--- begin SUPPLIED RECORDS ---

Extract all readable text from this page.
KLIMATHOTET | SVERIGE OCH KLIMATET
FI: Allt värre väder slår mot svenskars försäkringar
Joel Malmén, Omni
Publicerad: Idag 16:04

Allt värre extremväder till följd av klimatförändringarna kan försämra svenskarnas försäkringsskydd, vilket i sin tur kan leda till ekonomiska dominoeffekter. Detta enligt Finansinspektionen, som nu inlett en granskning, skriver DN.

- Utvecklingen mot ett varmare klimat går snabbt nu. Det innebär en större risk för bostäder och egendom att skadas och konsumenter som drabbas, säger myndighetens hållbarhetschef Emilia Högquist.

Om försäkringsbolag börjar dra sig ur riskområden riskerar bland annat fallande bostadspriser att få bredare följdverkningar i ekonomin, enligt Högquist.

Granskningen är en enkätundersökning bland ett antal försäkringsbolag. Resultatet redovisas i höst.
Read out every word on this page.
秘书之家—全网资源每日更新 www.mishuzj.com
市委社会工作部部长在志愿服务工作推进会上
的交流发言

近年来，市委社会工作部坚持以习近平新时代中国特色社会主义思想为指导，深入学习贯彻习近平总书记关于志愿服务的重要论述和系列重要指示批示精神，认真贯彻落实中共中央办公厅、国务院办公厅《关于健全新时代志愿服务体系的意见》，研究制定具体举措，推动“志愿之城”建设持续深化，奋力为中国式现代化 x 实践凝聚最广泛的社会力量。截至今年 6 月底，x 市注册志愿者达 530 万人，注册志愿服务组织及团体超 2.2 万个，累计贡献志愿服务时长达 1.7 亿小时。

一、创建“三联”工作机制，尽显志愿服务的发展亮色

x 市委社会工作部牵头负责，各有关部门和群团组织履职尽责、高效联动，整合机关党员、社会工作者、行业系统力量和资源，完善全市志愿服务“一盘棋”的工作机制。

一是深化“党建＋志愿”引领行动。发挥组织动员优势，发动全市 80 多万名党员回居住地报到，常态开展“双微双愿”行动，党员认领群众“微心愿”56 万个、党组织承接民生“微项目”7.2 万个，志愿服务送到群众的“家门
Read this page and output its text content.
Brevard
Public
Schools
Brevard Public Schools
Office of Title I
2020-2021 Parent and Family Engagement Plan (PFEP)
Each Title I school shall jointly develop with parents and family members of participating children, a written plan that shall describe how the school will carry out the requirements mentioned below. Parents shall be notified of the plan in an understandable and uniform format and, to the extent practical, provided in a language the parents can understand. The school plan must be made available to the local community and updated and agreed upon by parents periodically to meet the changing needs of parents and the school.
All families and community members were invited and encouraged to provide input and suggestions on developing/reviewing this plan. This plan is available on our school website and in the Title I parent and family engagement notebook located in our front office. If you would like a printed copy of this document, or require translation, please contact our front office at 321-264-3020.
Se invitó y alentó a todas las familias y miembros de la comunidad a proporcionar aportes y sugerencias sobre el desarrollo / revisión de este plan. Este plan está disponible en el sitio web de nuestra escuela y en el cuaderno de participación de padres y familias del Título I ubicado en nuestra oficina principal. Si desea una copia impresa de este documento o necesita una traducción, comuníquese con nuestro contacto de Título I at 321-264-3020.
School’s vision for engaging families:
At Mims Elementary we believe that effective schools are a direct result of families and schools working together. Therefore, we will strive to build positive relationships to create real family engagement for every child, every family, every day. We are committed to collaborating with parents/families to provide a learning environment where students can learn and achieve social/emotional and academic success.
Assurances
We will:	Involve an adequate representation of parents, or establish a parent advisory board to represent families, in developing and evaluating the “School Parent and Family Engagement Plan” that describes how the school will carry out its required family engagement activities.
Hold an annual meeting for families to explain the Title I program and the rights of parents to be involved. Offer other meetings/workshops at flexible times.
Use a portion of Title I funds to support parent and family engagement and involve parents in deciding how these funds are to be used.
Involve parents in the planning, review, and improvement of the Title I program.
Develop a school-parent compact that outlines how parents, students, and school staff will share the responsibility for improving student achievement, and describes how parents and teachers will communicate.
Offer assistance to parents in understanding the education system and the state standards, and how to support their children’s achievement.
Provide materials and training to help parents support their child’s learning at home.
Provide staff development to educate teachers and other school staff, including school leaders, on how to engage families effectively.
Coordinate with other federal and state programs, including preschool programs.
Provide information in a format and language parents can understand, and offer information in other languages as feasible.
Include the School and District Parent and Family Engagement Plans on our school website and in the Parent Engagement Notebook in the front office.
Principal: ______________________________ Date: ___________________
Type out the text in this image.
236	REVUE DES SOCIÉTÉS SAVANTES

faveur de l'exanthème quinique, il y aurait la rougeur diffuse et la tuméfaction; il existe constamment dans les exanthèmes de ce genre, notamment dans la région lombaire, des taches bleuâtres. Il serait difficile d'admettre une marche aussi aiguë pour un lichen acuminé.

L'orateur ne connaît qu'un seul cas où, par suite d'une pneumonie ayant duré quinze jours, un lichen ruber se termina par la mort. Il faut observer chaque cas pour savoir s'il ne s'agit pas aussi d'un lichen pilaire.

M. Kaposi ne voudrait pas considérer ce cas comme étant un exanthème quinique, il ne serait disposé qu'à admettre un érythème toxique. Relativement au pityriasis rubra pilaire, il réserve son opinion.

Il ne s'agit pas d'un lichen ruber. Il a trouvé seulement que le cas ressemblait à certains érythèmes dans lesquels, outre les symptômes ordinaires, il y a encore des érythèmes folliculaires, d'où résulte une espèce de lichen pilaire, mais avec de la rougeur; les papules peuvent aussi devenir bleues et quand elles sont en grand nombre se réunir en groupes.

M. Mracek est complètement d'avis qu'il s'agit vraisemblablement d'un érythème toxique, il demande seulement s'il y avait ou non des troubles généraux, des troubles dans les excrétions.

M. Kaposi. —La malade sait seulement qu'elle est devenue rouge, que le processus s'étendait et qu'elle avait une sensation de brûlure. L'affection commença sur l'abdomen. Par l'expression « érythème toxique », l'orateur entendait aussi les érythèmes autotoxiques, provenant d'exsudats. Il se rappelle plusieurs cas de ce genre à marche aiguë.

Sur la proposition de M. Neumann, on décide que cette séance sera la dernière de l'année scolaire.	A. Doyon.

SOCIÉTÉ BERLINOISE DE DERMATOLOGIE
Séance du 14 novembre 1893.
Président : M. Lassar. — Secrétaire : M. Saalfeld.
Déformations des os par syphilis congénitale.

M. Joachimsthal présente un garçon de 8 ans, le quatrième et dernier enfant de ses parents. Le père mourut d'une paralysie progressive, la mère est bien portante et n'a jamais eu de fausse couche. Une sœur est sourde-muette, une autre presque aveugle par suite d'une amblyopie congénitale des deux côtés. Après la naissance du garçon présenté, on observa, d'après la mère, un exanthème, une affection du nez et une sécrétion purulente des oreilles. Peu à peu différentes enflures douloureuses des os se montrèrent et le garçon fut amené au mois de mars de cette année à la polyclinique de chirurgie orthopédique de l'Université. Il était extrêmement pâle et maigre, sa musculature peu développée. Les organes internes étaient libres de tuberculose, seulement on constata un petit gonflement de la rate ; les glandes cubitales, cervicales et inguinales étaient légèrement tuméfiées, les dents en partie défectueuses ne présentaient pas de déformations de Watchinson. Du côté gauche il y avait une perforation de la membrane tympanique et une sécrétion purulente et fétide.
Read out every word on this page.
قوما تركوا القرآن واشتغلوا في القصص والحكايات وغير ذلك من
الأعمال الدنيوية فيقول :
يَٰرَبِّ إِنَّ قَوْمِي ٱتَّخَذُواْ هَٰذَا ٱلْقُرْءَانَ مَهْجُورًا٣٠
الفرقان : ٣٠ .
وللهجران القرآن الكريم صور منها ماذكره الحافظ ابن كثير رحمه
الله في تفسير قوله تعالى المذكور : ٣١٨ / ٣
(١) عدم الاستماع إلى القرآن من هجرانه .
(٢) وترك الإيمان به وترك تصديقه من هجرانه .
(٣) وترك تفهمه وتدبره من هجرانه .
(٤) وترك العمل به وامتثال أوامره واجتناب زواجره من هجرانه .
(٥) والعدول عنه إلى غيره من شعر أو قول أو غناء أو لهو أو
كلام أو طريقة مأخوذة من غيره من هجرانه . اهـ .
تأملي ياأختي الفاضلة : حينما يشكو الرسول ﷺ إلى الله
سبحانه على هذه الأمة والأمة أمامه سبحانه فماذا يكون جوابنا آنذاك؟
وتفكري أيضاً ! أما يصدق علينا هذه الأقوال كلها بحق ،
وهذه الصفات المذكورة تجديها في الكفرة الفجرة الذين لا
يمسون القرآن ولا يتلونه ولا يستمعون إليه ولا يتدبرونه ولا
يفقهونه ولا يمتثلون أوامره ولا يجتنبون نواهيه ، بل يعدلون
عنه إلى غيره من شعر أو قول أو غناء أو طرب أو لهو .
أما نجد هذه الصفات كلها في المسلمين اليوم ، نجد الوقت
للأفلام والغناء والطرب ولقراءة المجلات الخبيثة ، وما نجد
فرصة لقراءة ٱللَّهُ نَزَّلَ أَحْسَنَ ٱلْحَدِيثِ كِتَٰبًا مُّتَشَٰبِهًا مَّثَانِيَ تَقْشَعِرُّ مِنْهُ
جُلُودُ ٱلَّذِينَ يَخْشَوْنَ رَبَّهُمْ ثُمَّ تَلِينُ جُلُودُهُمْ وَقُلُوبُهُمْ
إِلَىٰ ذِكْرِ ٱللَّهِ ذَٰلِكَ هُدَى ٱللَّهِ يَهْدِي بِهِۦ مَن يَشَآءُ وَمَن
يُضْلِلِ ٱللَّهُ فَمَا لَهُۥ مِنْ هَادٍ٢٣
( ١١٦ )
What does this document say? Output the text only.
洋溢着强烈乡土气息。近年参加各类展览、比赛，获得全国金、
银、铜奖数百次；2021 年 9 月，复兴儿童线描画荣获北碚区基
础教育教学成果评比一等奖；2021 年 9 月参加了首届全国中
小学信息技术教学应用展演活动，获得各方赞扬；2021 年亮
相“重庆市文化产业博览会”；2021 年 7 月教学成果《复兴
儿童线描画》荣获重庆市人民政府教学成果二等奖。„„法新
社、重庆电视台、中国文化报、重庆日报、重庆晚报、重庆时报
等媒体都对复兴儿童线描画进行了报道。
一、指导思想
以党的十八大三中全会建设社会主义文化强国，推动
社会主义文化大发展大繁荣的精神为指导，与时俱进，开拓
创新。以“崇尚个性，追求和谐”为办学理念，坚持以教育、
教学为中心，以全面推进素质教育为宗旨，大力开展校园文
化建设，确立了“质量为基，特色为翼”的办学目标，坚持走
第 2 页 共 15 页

--- end SUPPLIED RECORDS ---

## [STATED GOAL]
Locate and copy each line in the data above that includes the word "وترك".

## [ANSWER BELOW]
(٢) وترك الإيمان به وترك تصديقه من هجرانه .
(٣) وترك تفهمه وتدبره من هجرانه .
(٤) وترك العمل به وامتثال أوامره واجتناب زواجره من هجرانه .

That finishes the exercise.